To do: Lines in the data below that contain the word "Incorporated" are to be copied.

[Stored records]
---*---

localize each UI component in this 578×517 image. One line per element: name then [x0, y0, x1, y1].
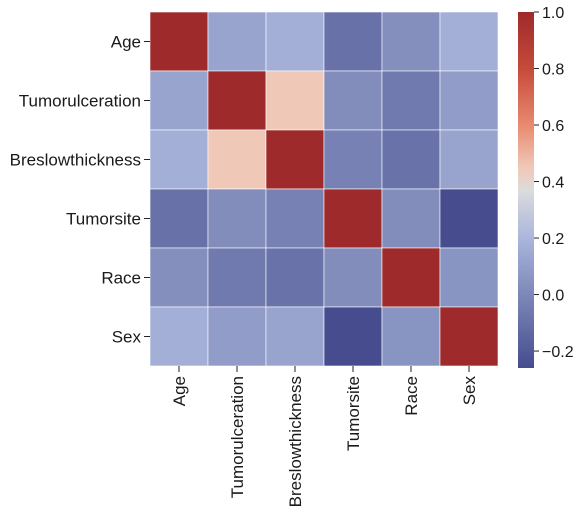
- row-labels: Age Tumorulceration Breslowthickness Tumors…: [10, 33, 150, 347]
- heatmap-cell-tumorulceration-breslowthickness: [265, 70, 325, 131]
- heatmap-cell-age-tumorsite: [323, 11, 383, 72]
- heatmap-cell-tumorulceration-tumorulceration: [207, 70, 267, 131]
- colorbar-tick-label: 0.6: [542, 118, 564, 135]
- heatmap-cell-race-tumorsite: [323, 247, 383, 308]
- heatmap-cell-sex-race: [381, 306, 441, 367]
- heatmap-cell-tumorsite-breslowthickness: [265, 188, 325, 249]
- colorbar-tick-label: 0.2: [542, 231, 564, 248]
- colorbar-tick-label: 1.0: [542, 5, 564, 22]
- heatmap-cell-breslowthickness-tumorsite: [323, 129, 383, 190]
- heatmap-cell-tumorsite-tumorulceration: [207, 188, 267, 249]
- heatmap-cell-sex-sex: [439, 306, 499, 367]
- row-label-tumorulceration: Tumorulceration: [19, 92, 141, 111]
- heatmap-cell-age-sex: [439, 11, 499, 72]
- heatmap-cell-race-age: [149, 247, 209, 308]
- column-labels: Age Tumorulceration Breslowthickness Tumors…: [170, 366, 479, 507]
- heatmap-cell-tumorulceration-age: [149, 70, 209, 131]
- heatmap-cell-race-breslowthickness: [265, 247, 325, 308]
- heatmap-cell-tumorsite-race: [381, 188, 441, 249]
- colorbar: 1.0 0.8 0.6 0.4 0.2 0.0 −0.2: [518, 5, 574, 368]
- heatmap-cells: [149, 11, 499, 367]
- column-label-tumorulceration: Tumorulceration: [228, 376, 247, 498]
- colorbar-ticks: 1.0 0.8 0.6 0.4 0.2 0.0 −0.2: [534, 5, 574, 361]
- heatmap-cell-breslowthickness-race: [381, 129, 441, 190]
- heatmap-cell-breslowthickness-breslowthickness: [265, 129, 325, 190]
- column-label-age: Age: [170, 376, 189, 406]
- heatmap-cell-tumorulceration-race: [381, 70, 441, 131]
- heatmap-cell-tumorulceration-tumorsite: [323, 70, 383, 131]
- colorbar-tick-label: −0.2: [542, 344, 574, 361]
- heatmap-cell-breslowthickness-sex: [439, 129, 499, 190]
- heatmap-cell-sex-tumorsite: [323, 306, 383, 367]
- colorbar-tick-label: 0.8: [542, 62, 564, 79]
- heatmap-cell-age-breslowthickness: [265, 11, 325, 72]
- heatmap-cell-breslowthickness-age: [149, 129, 209, 190]
- heatmap-cell-tumorulceration-sex: [439, 70, 499, 131]
- heatmap-cell-race-sex: [439, 247, 499, 308]
- colorbar-tick-label: 0.4: [542, 175, 564, 192]
- heatmap-cell-age-tumorulceration: [207, 11, 267, 72]
- row-label-race: Race: [101, 269, 141, 288]
- heatmap-cell-tumorsite-age: [149, 188, 209, 249]
- heatmap-cell-age-race: [381, 11, 441, 72]
- heatmap-cell-tumorsite-sex: [439, 188, 499, 249]
- colorbar-tick-label: 0.0: [542, 288, 564, 305]
- column-label-breslowthickness: Breslowthickness: [286, 376, 305, 507]
- row-label-age: Age: [111, 33, 141, 52]
- heatmap-cell-breslowthickness-tumorulceration: [207, 129, 267, 190]
- heatmap-cell-sex-age: [149, 306, 209, 367]
- heatmap-cell-age-age: [149, 11, 209, 72]
- heatmap-cell-race-tumorulceration: [207, 247, 267, 308]
- heatmap-cell-tumorsite-tumorsite: [323, 188, 383, 249]
- heatmap-cell-sex-tumorulceration: [207, 306, 267, 367]
- heatmap-cell-sex-breslowthickness: [265, 306, 325, 367]
- column-label-race: Race: [402, 376, 421, 416]
- heatmap-cell-race-race: [381, 247, 441, 308]
- row-label-tumorsite: Tumorsite: [66, 210, 141, 229]
- column-label-tumorsite: Tumorsite: [344, 376, 363, 451]
- row-label-sex: Sex: [112, 328, 142, 347]
- column-label-sex: Sex: [460, 376, 479, 406]
- colorbar-gradient: [518, 12, 534, 368]
- row-label-breslowthickness: Breslowthickness: [10, 151, 141, 170]
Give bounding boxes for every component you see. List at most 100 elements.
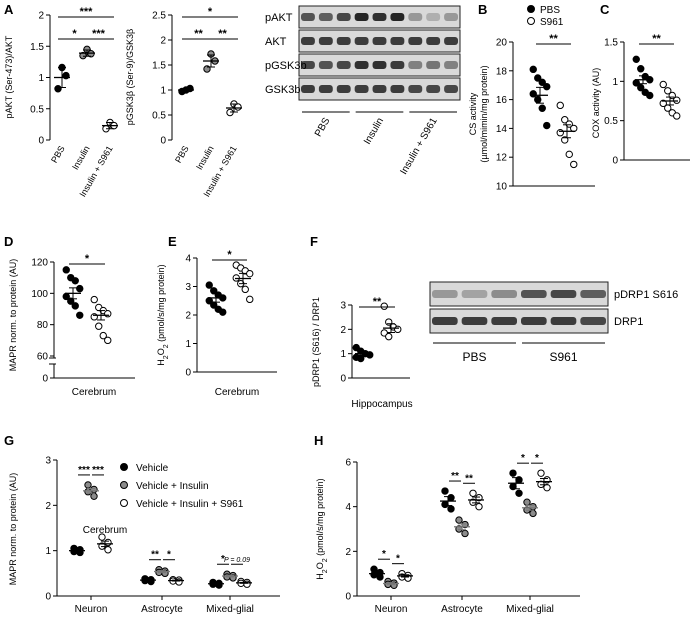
data-point [394, 325, 402, 334]
blot-band [318, 61, 333, 69]
blot-band [408, 37, 423, 45]
blot-band [426, 13, 441, 21]
data-point [529, 90, 537, 98]
blot-band [354, 13, 369, 21]
y-tick-label: 1.5 [30, 42, 44, 53]
chart-A2: 0 0.5 1 1.5 2 2.5 pGSK3β (Ser-9)/GSK3β PBS Insul… [125, 6, 242, 199]
blot-band [444, 37, 458, 45]
data-point [632, 55, 640, 64]
y-axis-label: pGSK3β (Ser-9)/GSK3β [125, 29, 135, 125]
data-point [90, 492, 98, 500]
y-tick-label: 1 [340, 349, 346, 360]
y-tick-label: 0 [38, 136, 44, 147]
data-point [565, 150, 573, 159]
blot-band [354, 61, 369, 69]
y-tick-label: 0 [45, 592, 51, 603]
blot-band [318, 13, 333, 21]
blot-band [432, 290, 458, 298]
y-tick-label: 0.5 [604, 116, 618, 127]
y-tick-label: 1.5 [604, 38, 618, 49]
significance-label: P = 0.09 [224, 557, 250, 564]
legend-label: S961 [540, 17, 564, 28]
y-tick-label: 2 [160, 36, 166, 47]
significance-label: ** [652, 33, 661, 45]
x-tick-label: Mixed-glial [206, 604, 254, 615]
blot-band [372, 13, 387, 21]
y-tick-label: 4 [185, 254, 191, 265]
y-tick-label: 1.5 [152, 61, 166, 72]
x-axis-label: Cerebrum [72, 387, 116, 398]
significance-label: *** [78, 465, 90, 476]
y-tick-label: 3 [185, 282, 191, 293]
significance-label: *** [92, 465, 104, 476]
blot-group-label: S961 [549, 350, 577, 364]
y-axis-label: MAPR norm. to protein (AU) [8, 259, 18, 372]
blot-band [336, 61, 351, 69]
data-point [659, 99, 667, 108]
data-point [637, 65, 645, 73]
y-tick-label: 80 [37, 320, 49, 331]
legend-marker [120, 499, 128, 507]
data-point [664, 87, 672, 95]
y-tick-label: 60 [37, 352, 49, 363]
data-point [385, 332, 393, 341]
data-point [370, 571, 378, 579]
y-tick-label: 2 [340, 325, 346, 336]
data-point [104, 546, 112, 554]
y-tick-label: 1 [160, 86, 166, 97]
blot-band [408, 13, 423, 21]
x-axis-label: Hippocampus [351, 399, 412, 410]
blot-band [426, 61, 441, 69]
blot-row-label: DRP1 [614, 316, 643, 328]
x-tick-label: PBS [173, 144, 191, 165]
x-tick-label: Neuron [75, 604, 108, 615]
significance-label: * [227, 249, 232, 261]
blot-band [426, 85, 441, 93]
data-point [529, 65, 537, 74]
significance-label: ** [218, 28, 227, 40]
data-point [95, 322, 103, 330]
data-point [54, 85, 62, 93]
panel-label-A: A [4, 2, 14, 17]
data-point [90, 313, 98, 321]
y-tick-label: 100 [31, 289, 48, 300]
y-tick-label: 0.5 [30, 104, 44, 115]
data-point [205, 281, 213, 289]
x-tick-label: Insulin [194, 144, 216, 172]
panel-label-G: G [4, 433, 14, 448]
panel-label-D: D [4, 234, 13, 249]
data-point [543, 483, 551, 492]
data-point [104, 310, 112, 318]
blot-band [336, 37, 351, 45]
data-point [357, 354, 365, 363]
data-point [447, 505, 455, 513]
blot-band [444, 13, 458, 21]
data-point [62, 266, 70, 274]
significance-label: * [382, 549, 386, 560]
western-blot-top: pAKT AKT pGSK3b GSK3b PBS Insulin Insulin + S9… [265, 5, 461, 177]
western-blot-f: pDRP1 S616 DRP1 PBS S961 [429, 281, 678, 364]
data-point [104, 336, 112, 345]
data-point [98, 533, 106, 541]
blot-row-label: GSK3b [265, 84, 300, 96]
data-point [104, 538, 112, 547]
data-point [79, 51, 87, 60]
chart-C: 0 0.5 1 1.5 COX activity (AU) ** [591, 33, 690, 167]
y-tick-label: 0 [612, 156, 618, 167]
blot-row-label: AKT [265, 36, 287, 48]
blot-band [408, 85, 423, 93]
data-point [380, 302, 388, 310]
y-tick-label: 1 [185, 339, 191, 350]
significance-label: ** [465, 473, 473, 484]
panel-label-C: C [600, 2, 610, 17]
data-point [246, 295, 254, 304]
data-point [673, 96, 681, 104]
y-axis-label: CS activity(µmol/mimin/mg protein) [468, 65, 489, 162]
blot-band [408, 61, 423, 69]
blot-band [461, 290, 488, 298]
x-tick-label: Astrocyte [441, 604, 483, 615]
data-point [673, 112, 681, 120]
blot-band [491, 317, 517, 325]
blot-band [336, 85, 351, 93]
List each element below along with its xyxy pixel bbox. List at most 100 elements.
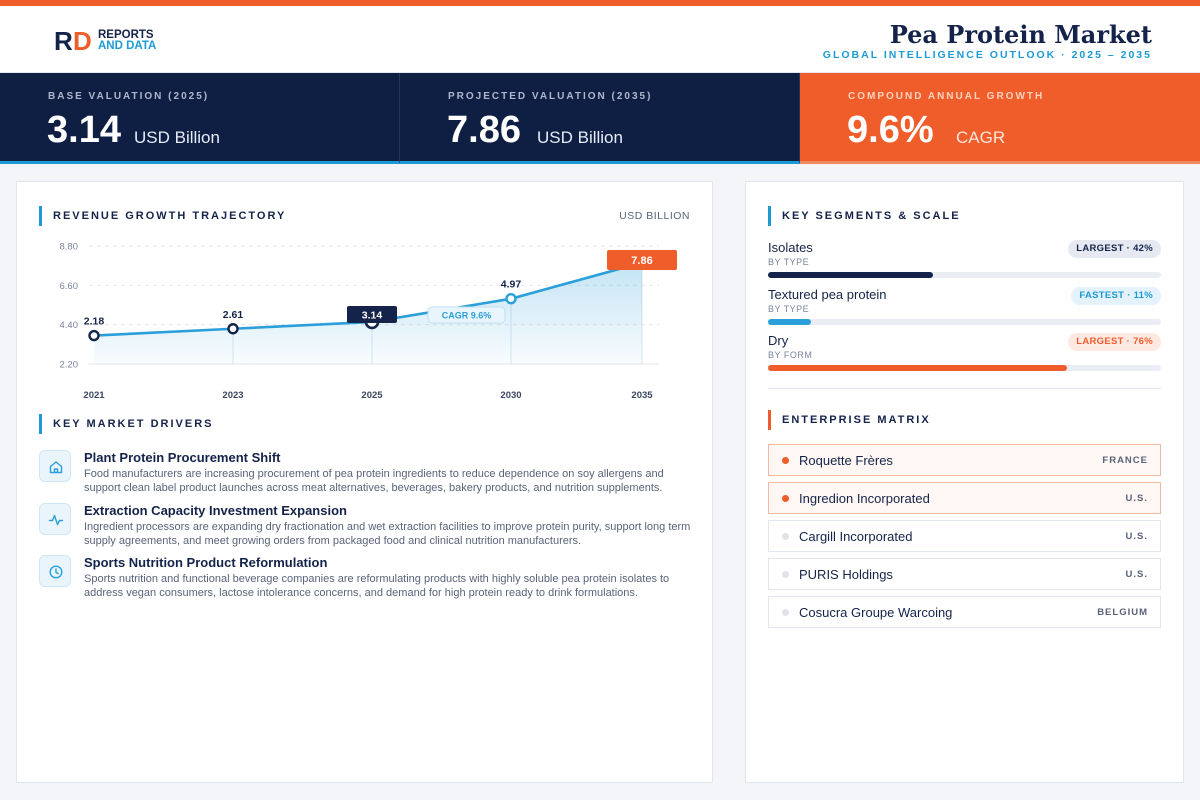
segments-section-title: KEY SEGMENTS & SCALE <box>768 206 961 226</box>
enterprise-row[interactable]: PURIS Holdings U.S. <box>768 558 1161 590</box>
y-tick-label: 6.60 <box>60 281 79 292</box>
data-point <box>227 323 239 335</box>
logo-letter-d: D <box>73 26 92 56</box>
company-name: Cosucra Groupe Warcoing <box>799 605 953 620</box>
driver-title: Sports Nutrition Product Reformulation <box>84 555 328 570</box>
segment-badge: FASTEST · 11% <box>1071 287 1161 305</box>
x-tick-label: 2021 <box>83 390 105 401</box>
segment-bar-fill <box>768 272 934 278</box>
status-dot <box>782 533 789 540</box>
left-panel: REVENUE GROWTH TRAJECTORY USD BILLION 8.… <box>16 181 713 783</box>
revenue-unit-label: USD BILLION <box>619 210 690 222</box>
kpi-base-valuation: BASE VALUATION (2025) 3.14 USD Billion <box>0 73 400 164</box>
company-name: Roquette Frères <box>799 453 893 468</box>
status-dot <box>782 495 789 502</box>
logo-line-1: REPORTS <box>98 29 154 41</box>
data-point <box>88 329 100 342</box>
home-icon <box>39 450 71 482</box>
data-label: 2.61 <box>223 309 244 321</box>
company-country: U.S. <box>1125 531 1148 542</box>
enterprise-row[interactable]: Ingredion Incorporated U.S. <box>768 482 1161 514</box>
company-country: BELGIUM <box>1097 607 1148 618</box>
data-label: 3.14 <box>362 310 383 322</box>
clock-icon <box>39 555 71 587</box>
kpi-label: PROJECTED VALUATION (2035) <box>448 91 653 102</box>
kpi-unit: USD Billion <box>537 128 623 147</box>
driver-title: Extraction Capacity Investment Expansion <box>84 503 347 518</box>
kpi-label: BASE VALUATION (2025) <box>48 91 210 102</box>
segment-badge: LARGEST · 76% <box>1068 333 1161 351</box>
activity-icon <box>39 503 71 535</box>
segment-type: BY TYPE <box>768 257 810 267</box>
cagr-annotation-bg <box>427 306 506 324</box>
driver-title: Plant Protein Procurement Shift <box>84 450 281 465</box>
segment-bar-fill <box>768 365 1067 371</box>
y-tick-label: 4.40 <box>60 320 79 331</box>
area-fill <box>94 262 642 364</box>
segment-type: BY TYPE <box>768 304 810 314</box>
company-country: FRANCE <box>1102 455 1148 466</box>
kpi-value: 3.14 <box>47 109 121 151</box>
segment-item: Textured pea protein BY TYPE FASTEST · 1… <box>768 287 1161 331</box>
segment-name: Textured pea protein <box>768 287 887 302</box>
segment-type: BY FORM <box>768 350 813 360</box>
status-dot <box>782 571 789 578</box>
enterprise-row[interactable]: Cargill Incorporated U.S. <box>768 520 1161 552</box>
brand-logo[interactable]: R D REPORTS AND DATA <box>54 28 156 54</box>
page-subtitle: GLOBAL INTELLIGENCE OUTLOOK · 2025 – 203… <box>822 49 1152 61</box>
kpi-value: 9.6% <box>847 109 934 151</box>
kpi-unit: USD Billion <box>134 128 220 147</box>
data-label: 4.97 <box>501 279 522 291</box>
logo-mark: R D <box>54 28 98 54</box>
kpi-projected-valuation: PROJECTED VALUATION (2035) 7.86 USD Bill… <box>400 73 800 164</box>
kpi-value: 7.86 <box>447 109 521 151</box>
enterprise-row[interactable]: Roquette Frères FRANCE <box>768 444 1161 476</box>
status-dot <box>782 457 789 464</box>
section-divider <box>768 388 1161 389</box>
data-label: 7.86 <box>631 255 652 267</box>
driver-description: Ingredient processors are expanding dry … <box>84 521 691 547</box>
kpi-label: COMPOUND ANNUAL GROWTH <box>848 91 1045 102</box>
kpi-cagr: COMPOUND ANNUAL GROWTH 9.6% CAGR <box>800 73 1200 164</box>
revenue-section-title: REVENUE GROWTH TRAJECTORY <box>39 206 286 226</box>
y-tick-label: 8.80 <box>60 241 79 252</box>
driver-description: Sports nutrition and functional beverage… <box>84 573 670 599</box>
cagr-annotation: CAGR 9.6% <box>442 311 492 321</box>
segment-bar-track <box>768 319 1161 325</box>
status-dot <box>782 609 789 616</box>
logo-letter-r: R <box>54 26 73 56</box>
company-country: U.S. <box>1125 569 1148 580</box>
segment-bar-fill <box>768 319 812 325</box>
company-name: Ingredion Incorporated <box>799 491 930 506</box>
logo-wordmark: REPORTS AND DATA <box>98 29 157 52</box>
x-tick-label: 2025 <box>361 390 383 401</box>
segment-name: Isolates <box>768 240 813 255</box>
segment-item: Dry BY FORM LARGEST · 76% <box>768 333 1161 377</box>
x-tick-label: 2030 <box>500 390 521 401</box>
top-accent-bar <box>0 0 1200 6</box>
company-country: U.S. <box>1125 493 1148 504</box>
segment-bar-track <box>768 272 1161 278</box>
segment-item: Isolates BY TYPE LARGEST · 42% <box>768 240 1161 284</box>
logo-line-2: AND DATA <box>98 40 157 52</box>
drivers-section-title: KEY MARKET DRIVERS <box>39 414 213 434</box>
kpi-strip: BASE VALUATION (2025) 3.14 USD Billion P… <box>0 73 1200 164</box>
y-tick-label: 2.20 <box>60 360 79 371</box>
enterprise-row[interactable]: Cosucra Groupe Warcoing BELGIUM <box>768 596 1161 628</box>
page-title: Pea Protein Market <box>889 20 1152 49</box>
right-panel: KEY SEGMENTS & SCALE Isolates BY TYPE LA… <box>745 181 1184 783</box>
company-name: Cargill Incorporated <box>799 529 913 544</box>
company-name: PURIS Holdings <box>799 567 893 582</box>
segment-name: Dry <box>768 333 789 348</box>
enterprise-section-title: ENTERPRISE MATRIX <box>768 410 931 430</box>
x-tick-label: 2023 <box>222 390 243 401</box>
segment-badge: LARGEST · 42% <box>1068 240 1161 258</box>
x-tick-label: 2035 <box>631 390 653 401</box>
driver-description: Food manufacturers are increasing procur… <box>84 468 664 494</box>
data-label: 2.18 <box>84 316 105 328</box>
data-label-bg <box>347 306 397 323</box>
page-header: R D REPORTS AND DATA Pea Protein Market … <box>0 6 1200 73</box>
data-label-bg <box>607 250 677 270</box>
data-point <box>505 293 517 305</box>
kpi-unit: CAGR <box>956 128 1006 147</box>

---*---

Solution for this task:
enterprise-row[interactable]: Ingredion Incorporated U.S. <box>768 482 1161 514</box>
enterprise-row[interactable]: Cargill Incorporated U.S. <box>768 520 1161 552</box>
company-name: Ingredion Incorporated <box>799 491 930 506</box>
company-name: Cargill Incorporated <box>799 529 913 544</box>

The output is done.